### Task prompt
Find and copy every line in the records that includes the string "n부출입구".

* * * * * * * * *

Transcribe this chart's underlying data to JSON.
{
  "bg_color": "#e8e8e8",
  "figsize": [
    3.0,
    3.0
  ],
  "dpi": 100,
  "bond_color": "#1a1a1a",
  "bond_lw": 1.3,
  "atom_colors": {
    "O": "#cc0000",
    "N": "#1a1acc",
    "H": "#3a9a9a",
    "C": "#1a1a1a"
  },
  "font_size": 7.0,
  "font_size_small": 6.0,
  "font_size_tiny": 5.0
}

* * * * * * * * *

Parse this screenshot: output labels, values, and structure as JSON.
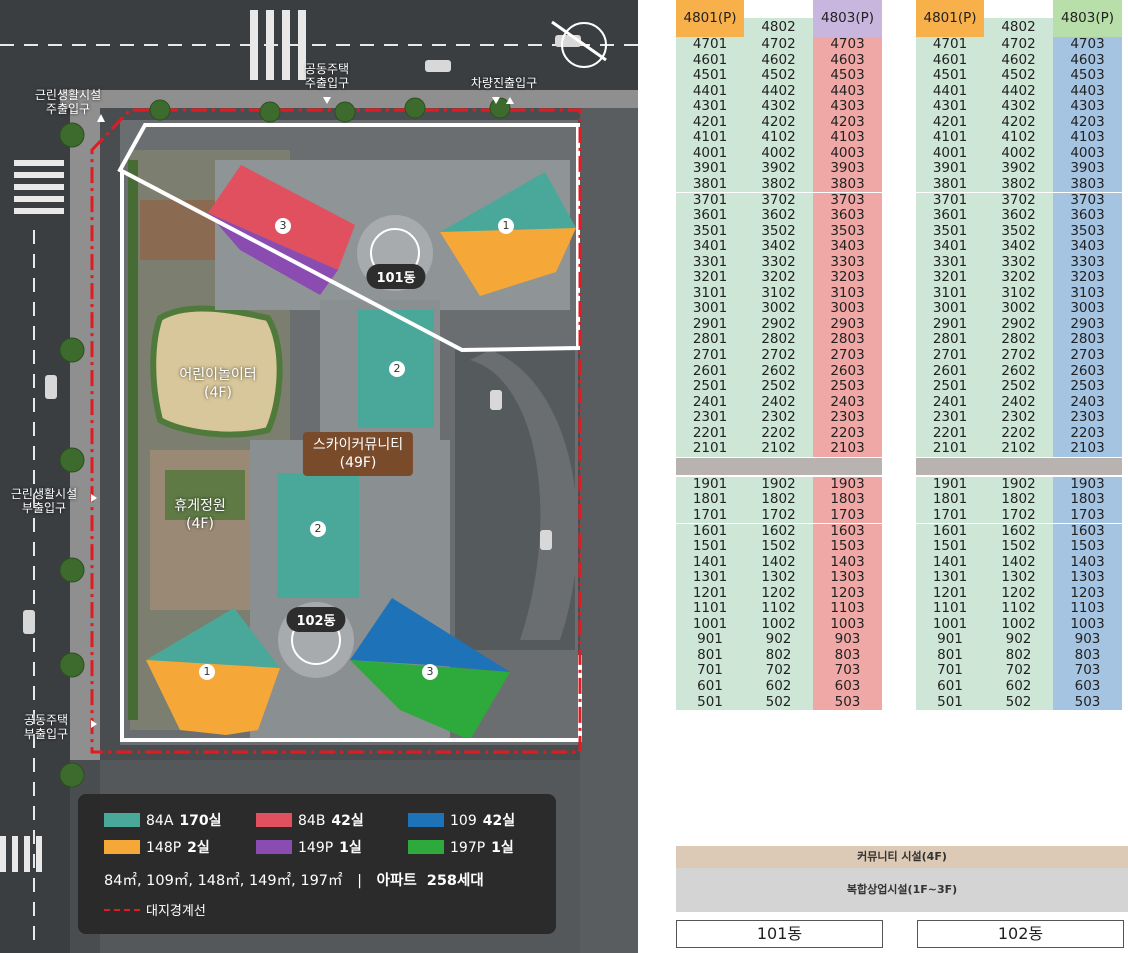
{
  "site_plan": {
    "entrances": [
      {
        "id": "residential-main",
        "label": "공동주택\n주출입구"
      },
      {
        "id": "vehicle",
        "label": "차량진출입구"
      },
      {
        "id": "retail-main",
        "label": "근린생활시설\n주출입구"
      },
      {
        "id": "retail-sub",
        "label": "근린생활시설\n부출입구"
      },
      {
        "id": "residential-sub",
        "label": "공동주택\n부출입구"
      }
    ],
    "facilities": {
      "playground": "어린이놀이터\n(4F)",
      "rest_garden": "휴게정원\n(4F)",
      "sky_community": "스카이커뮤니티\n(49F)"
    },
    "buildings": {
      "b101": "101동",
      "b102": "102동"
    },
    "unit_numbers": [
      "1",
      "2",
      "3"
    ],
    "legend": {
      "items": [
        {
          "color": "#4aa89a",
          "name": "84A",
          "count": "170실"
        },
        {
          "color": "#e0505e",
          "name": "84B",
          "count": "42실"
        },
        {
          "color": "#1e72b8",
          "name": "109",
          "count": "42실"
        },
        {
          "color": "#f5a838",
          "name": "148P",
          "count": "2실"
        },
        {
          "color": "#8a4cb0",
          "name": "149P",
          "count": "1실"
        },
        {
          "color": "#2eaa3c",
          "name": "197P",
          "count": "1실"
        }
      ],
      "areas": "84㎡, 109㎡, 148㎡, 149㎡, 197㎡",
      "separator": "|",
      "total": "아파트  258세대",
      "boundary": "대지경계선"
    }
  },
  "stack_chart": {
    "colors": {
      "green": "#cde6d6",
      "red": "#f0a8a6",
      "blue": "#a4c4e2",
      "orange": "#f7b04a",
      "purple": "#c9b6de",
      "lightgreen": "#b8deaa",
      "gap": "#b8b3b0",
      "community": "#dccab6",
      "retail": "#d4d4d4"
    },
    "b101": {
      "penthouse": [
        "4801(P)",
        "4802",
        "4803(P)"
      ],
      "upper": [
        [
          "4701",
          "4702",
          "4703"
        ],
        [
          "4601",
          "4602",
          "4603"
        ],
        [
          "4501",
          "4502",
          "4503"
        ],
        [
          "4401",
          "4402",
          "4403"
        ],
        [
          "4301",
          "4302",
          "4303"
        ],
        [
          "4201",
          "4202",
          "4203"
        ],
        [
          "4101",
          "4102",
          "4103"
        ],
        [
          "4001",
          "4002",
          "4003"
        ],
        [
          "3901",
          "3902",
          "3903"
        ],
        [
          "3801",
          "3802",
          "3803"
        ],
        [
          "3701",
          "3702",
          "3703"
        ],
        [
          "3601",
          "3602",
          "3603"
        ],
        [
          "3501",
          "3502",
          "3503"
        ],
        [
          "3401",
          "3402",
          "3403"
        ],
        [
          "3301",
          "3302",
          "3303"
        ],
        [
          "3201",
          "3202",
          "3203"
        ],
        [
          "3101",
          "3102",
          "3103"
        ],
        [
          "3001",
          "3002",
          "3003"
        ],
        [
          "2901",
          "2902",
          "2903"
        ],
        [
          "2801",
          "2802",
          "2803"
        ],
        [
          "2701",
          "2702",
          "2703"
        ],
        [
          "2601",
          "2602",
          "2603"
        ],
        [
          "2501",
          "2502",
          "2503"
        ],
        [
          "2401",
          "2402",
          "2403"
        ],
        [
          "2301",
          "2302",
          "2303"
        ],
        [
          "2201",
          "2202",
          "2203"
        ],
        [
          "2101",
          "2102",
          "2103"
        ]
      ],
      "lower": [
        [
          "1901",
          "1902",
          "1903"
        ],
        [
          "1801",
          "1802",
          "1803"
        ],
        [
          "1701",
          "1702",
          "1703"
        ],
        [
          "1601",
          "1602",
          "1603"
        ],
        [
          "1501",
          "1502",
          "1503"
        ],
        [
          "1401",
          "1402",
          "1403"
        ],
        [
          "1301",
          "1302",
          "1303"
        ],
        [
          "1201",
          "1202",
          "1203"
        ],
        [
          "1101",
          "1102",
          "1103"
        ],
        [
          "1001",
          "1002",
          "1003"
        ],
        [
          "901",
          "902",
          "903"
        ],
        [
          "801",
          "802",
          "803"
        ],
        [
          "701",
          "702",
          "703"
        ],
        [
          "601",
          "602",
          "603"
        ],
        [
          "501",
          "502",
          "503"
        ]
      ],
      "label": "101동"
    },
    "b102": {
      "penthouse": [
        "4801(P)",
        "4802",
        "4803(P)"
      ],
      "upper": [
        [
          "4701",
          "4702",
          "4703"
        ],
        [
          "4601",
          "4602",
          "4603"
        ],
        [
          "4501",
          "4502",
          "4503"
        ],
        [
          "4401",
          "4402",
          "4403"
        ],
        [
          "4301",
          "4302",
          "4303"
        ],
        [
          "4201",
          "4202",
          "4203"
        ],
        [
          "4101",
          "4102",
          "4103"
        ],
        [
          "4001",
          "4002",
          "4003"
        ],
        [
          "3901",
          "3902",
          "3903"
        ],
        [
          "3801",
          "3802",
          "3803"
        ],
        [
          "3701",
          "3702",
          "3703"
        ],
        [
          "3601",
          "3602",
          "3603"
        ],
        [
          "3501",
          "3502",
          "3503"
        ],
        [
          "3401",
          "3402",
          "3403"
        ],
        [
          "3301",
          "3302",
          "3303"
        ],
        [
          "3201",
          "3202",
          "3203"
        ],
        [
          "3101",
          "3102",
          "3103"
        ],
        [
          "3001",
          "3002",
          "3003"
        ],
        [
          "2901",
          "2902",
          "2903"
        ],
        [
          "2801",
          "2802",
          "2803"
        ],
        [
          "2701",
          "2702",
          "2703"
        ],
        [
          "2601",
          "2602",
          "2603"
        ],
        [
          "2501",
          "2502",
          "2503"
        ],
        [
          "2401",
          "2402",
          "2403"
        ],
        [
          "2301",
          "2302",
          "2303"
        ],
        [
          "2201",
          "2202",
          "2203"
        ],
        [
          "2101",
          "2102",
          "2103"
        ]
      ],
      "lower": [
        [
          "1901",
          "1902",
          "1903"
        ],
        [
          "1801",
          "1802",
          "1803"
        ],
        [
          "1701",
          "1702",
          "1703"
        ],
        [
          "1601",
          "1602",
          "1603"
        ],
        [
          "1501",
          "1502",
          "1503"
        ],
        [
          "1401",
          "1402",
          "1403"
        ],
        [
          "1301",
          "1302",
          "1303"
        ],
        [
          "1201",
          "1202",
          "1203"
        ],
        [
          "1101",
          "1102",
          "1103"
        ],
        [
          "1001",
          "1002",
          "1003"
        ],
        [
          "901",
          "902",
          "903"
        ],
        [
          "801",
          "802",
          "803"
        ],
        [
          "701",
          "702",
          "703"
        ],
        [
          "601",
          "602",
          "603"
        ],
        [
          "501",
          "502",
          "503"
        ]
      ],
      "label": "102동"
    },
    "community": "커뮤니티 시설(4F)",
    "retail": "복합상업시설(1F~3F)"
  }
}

* * * * * * * * *

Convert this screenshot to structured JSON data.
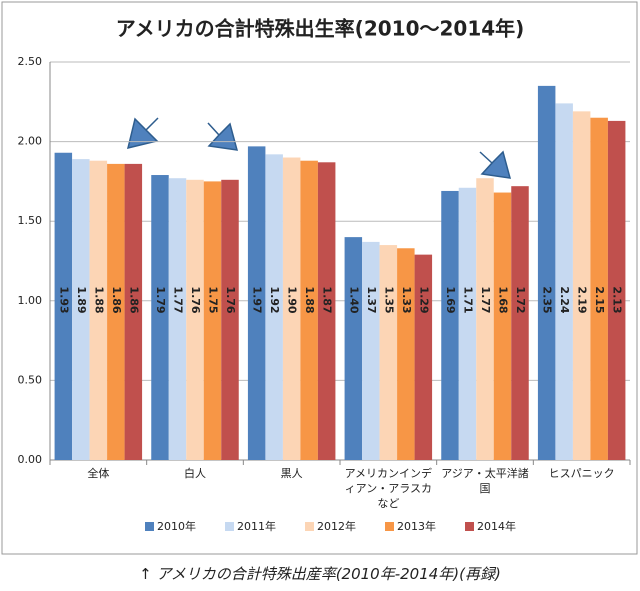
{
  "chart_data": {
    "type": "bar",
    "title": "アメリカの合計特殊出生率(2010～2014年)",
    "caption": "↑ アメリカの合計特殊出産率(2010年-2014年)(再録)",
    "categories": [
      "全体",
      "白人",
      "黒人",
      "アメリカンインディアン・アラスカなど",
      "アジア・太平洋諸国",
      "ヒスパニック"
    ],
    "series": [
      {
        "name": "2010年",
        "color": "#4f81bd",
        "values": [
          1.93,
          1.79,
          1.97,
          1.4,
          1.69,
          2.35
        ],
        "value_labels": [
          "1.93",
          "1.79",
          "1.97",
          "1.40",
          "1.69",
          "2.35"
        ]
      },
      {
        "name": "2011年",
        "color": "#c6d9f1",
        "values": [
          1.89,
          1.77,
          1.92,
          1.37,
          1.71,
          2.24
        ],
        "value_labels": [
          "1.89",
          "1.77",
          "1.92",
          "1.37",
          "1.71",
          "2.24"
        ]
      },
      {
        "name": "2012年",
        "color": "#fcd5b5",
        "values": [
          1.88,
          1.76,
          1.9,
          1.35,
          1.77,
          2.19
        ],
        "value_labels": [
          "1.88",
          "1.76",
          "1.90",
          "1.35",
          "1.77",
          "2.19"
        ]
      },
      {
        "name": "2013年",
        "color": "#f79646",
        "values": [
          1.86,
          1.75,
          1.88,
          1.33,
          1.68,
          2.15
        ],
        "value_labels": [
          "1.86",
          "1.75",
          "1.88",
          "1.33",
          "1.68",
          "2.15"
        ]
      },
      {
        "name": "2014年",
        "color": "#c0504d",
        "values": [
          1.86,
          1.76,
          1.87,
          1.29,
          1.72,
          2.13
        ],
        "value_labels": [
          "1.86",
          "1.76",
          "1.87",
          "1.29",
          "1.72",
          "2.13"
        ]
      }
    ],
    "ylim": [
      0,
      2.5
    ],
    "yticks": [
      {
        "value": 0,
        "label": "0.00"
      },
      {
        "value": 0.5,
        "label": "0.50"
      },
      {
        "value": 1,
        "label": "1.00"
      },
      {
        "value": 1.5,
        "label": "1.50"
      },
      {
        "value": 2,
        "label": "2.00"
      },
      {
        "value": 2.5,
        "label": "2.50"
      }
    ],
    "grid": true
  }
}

* * * * * * * * *

### Written response
        "label": "근린생활시설\n부출입구"
        "label": "공동주택\n부출입구"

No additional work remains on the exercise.